- **Stored rows**

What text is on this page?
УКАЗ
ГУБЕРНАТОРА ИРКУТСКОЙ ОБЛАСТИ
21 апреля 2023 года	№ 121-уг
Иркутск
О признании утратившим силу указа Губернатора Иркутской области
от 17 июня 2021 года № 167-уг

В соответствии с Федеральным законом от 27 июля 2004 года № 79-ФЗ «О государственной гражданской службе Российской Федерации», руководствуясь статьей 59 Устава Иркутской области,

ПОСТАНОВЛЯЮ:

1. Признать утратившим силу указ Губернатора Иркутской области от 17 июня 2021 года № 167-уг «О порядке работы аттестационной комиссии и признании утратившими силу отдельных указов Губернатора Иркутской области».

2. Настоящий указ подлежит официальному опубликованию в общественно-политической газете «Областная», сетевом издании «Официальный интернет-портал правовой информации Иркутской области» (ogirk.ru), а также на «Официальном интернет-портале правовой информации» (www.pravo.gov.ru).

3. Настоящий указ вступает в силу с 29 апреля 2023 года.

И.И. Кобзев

- **Task objective**
Copy each line above containing the string "Настоящий".

- **Task answer**
2. Настоящий указ подлежит официальному опубликованию в общественно-политической газете «Областная», сетевом издании «Официальный интернет-портал правовой информации Иркутской области» (ogirk.ru), а также на «Официальном интернет-портале правовой информации» (www.pravo.gov.ru).
3. Настоящий указ вступает в силу с 29 апреля 2023 года.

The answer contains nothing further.